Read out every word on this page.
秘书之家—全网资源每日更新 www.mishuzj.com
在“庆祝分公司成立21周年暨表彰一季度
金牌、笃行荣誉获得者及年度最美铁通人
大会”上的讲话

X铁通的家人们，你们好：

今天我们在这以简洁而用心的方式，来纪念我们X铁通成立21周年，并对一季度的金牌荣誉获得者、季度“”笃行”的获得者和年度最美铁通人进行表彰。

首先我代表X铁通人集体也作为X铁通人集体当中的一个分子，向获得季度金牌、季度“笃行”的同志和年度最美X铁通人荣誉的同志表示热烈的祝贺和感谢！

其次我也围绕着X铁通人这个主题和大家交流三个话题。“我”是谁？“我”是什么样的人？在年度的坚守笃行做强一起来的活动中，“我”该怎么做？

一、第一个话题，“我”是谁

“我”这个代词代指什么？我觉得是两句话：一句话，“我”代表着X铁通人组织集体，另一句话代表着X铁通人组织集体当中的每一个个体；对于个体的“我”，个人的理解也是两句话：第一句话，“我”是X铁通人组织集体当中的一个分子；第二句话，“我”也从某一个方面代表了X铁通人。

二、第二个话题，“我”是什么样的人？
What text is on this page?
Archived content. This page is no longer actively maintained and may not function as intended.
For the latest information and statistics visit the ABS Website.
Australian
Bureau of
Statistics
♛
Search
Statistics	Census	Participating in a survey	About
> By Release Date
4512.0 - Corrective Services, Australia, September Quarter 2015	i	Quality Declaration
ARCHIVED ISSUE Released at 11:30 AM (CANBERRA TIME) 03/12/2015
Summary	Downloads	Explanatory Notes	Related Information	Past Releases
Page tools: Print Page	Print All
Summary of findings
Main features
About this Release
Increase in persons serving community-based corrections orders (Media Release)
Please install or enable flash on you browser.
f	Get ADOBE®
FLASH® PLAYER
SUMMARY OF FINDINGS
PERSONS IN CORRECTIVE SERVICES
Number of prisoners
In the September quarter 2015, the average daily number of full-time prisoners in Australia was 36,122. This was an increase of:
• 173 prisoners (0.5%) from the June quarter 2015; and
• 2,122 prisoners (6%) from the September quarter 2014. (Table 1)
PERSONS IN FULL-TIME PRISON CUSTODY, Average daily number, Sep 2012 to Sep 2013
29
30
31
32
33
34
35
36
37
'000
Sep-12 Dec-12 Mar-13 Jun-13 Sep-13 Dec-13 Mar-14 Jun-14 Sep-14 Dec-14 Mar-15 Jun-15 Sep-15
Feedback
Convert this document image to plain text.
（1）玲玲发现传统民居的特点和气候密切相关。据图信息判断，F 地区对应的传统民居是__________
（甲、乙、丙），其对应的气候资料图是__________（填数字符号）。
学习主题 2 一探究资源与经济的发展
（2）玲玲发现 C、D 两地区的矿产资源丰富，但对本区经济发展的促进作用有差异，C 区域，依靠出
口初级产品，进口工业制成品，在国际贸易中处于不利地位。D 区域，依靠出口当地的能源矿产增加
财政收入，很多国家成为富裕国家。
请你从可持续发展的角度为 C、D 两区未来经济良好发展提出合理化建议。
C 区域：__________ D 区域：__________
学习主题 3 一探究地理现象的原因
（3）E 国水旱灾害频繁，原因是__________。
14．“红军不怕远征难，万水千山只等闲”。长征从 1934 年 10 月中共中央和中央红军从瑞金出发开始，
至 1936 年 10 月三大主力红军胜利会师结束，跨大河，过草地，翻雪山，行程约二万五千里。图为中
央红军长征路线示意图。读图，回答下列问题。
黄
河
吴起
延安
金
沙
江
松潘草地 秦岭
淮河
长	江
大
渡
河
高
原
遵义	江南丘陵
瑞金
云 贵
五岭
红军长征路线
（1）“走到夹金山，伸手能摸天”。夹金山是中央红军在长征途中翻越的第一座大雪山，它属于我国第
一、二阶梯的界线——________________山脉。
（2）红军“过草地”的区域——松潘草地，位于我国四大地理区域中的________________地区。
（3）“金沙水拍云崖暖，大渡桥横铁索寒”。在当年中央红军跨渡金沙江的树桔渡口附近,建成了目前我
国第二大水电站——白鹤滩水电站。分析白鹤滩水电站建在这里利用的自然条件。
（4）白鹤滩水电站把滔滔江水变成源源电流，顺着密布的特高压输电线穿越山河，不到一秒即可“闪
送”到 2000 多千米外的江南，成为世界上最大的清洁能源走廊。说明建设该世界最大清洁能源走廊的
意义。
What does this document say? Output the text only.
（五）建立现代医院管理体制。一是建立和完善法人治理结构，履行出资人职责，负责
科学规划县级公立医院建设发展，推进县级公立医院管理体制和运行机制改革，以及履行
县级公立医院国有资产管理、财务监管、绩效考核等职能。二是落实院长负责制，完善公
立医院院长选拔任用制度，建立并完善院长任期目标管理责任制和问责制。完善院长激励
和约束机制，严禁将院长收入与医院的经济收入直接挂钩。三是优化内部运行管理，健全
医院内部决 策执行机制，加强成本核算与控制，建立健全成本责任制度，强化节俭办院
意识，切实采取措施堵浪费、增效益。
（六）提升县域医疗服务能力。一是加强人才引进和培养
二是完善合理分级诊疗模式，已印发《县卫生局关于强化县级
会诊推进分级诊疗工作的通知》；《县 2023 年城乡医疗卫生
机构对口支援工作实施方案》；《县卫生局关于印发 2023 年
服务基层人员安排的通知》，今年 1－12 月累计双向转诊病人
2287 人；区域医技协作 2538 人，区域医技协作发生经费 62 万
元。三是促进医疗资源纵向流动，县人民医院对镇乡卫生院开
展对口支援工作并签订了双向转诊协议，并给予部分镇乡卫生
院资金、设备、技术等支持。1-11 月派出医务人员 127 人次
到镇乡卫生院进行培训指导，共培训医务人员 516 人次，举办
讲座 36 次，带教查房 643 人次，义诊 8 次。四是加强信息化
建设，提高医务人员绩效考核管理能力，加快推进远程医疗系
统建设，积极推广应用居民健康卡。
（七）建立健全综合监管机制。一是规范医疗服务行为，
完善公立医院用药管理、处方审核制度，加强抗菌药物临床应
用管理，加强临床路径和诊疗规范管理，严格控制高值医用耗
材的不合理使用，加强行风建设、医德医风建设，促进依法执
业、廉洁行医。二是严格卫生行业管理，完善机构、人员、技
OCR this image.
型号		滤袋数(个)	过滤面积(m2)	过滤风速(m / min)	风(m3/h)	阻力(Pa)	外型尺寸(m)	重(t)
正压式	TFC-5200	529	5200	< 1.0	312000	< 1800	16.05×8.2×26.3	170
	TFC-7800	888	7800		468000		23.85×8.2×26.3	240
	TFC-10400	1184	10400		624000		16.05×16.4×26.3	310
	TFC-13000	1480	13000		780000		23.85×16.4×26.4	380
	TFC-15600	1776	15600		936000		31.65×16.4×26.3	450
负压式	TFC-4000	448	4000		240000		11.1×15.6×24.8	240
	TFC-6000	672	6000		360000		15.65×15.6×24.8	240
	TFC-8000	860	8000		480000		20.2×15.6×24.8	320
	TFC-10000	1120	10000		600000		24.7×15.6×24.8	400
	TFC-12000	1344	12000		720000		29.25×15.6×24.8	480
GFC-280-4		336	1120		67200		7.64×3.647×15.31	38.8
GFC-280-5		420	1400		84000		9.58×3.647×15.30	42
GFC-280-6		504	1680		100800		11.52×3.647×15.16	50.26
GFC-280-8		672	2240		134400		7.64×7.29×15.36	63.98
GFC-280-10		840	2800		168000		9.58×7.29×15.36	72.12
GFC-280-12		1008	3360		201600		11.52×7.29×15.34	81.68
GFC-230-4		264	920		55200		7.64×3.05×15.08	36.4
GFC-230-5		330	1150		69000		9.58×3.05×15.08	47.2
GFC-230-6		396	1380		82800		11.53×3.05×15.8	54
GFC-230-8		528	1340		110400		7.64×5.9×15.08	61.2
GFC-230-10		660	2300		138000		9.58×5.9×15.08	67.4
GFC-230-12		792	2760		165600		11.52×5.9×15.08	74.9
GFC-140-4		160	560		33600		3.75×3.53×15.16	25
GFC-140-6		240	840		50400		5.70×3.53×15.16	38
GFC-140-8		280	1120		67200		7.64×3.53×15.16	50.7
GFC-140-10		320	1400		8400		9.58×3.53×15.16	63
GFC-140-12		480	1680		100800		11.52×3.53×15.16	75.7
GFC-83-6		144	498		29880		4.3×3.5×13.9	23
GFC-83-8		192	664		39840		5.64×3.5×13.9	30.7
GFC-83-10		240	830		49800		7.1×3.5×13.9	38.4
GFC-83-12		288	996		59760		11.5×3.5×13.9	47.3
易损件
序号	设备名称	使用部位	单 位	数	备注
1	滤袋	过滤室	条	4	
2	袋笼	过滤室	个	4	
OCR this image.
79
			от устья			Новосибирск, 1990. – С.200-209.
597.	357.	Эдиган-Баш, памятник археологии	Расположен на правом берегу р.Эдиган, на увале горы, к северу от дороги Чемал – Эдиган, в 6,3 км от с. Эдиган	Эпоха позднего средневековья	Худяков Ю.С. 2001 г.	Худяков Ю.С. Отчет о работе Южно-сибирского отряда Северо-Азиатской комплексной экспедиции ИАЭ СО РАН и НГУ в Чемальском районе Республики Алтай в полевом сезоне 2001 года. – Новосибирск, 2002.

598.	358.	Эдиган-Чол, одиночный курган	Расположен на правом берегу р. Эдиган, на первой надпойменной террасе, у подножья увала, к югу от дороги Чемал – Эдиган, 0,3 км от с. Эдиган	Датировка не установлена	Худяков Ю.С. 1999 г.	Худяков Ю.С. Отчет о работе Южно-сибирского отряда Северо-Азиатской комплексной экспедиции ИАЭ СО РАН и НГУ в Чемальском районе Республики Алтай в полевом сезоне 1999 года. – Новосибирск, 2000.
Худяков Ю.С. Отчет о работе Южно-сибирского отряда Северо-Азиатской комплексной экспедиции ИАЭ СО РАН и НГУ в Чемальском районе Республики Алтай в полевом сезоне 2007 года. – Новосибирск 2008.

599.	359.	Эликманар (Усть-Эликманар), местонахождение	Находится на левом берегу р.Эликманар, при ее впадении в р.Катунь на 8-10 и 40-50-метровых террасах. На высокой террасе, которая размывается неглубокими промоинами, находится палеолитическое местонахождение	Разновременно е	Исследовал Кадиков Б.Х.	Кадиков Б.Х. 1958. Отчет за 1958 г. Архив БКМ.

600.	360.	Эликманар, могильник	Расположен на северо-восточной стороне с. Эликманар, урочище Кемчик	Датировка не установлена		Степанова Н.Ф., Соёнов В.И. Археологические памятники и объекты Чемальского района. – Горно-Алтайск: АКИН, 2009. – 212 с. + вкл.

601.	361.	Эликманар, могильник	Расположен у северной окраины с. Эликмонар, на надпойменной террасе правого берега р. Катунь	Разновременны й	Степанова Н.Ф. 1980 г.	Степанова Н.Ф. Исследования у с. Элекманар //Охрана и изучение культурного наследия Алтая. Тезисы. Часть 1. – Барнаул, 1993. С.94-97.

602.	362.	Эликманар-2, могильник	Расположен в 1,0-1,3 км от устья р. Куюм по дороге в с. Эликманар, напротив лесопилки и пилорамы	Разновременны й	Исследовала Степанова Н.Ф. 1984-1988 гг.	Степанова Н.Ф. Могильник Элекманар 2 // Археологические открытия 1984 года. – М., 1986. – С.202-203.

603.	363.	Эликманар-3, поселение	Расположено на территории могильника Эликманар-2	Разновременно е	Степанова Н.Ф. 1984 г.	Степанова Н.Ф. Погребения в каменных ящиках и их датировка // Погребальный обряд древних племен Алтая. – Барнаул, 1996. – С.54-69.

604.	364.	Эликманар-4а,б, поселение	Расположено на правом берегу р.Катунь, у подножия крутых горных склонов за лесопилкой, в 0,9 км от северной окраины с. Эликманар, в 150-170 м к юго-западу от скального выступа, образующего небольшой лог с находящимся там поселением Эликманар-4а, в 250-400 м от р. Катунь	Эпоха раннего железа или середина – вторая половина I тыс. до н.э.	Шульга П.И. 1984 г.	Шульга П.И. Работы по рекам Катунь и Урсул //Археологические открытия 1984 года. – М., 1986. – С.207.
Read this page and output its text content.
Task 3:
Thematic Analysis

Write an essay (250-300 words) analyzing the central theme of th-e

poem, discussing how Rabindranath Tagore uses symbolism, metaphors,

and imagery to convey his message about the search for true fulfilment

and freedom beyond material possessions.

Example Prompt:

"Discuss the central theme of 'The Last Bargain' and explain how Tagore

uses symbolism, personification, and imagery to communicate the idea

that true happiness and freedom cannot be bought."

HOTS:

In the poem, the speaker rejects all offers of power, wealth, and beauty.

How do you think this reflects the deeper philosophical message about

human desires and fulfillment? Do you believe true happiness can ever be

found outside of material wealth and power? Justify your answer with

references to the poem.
==================================================
### WHAT TO WORK ON
Examine the records and pull out every line where the string "central" occurs.

### SOLUTION
Write an essay (250-300 words) analyzing the central theme of th-e
"Discuss the central theme of 'The Last Bargain' and explain how Tagore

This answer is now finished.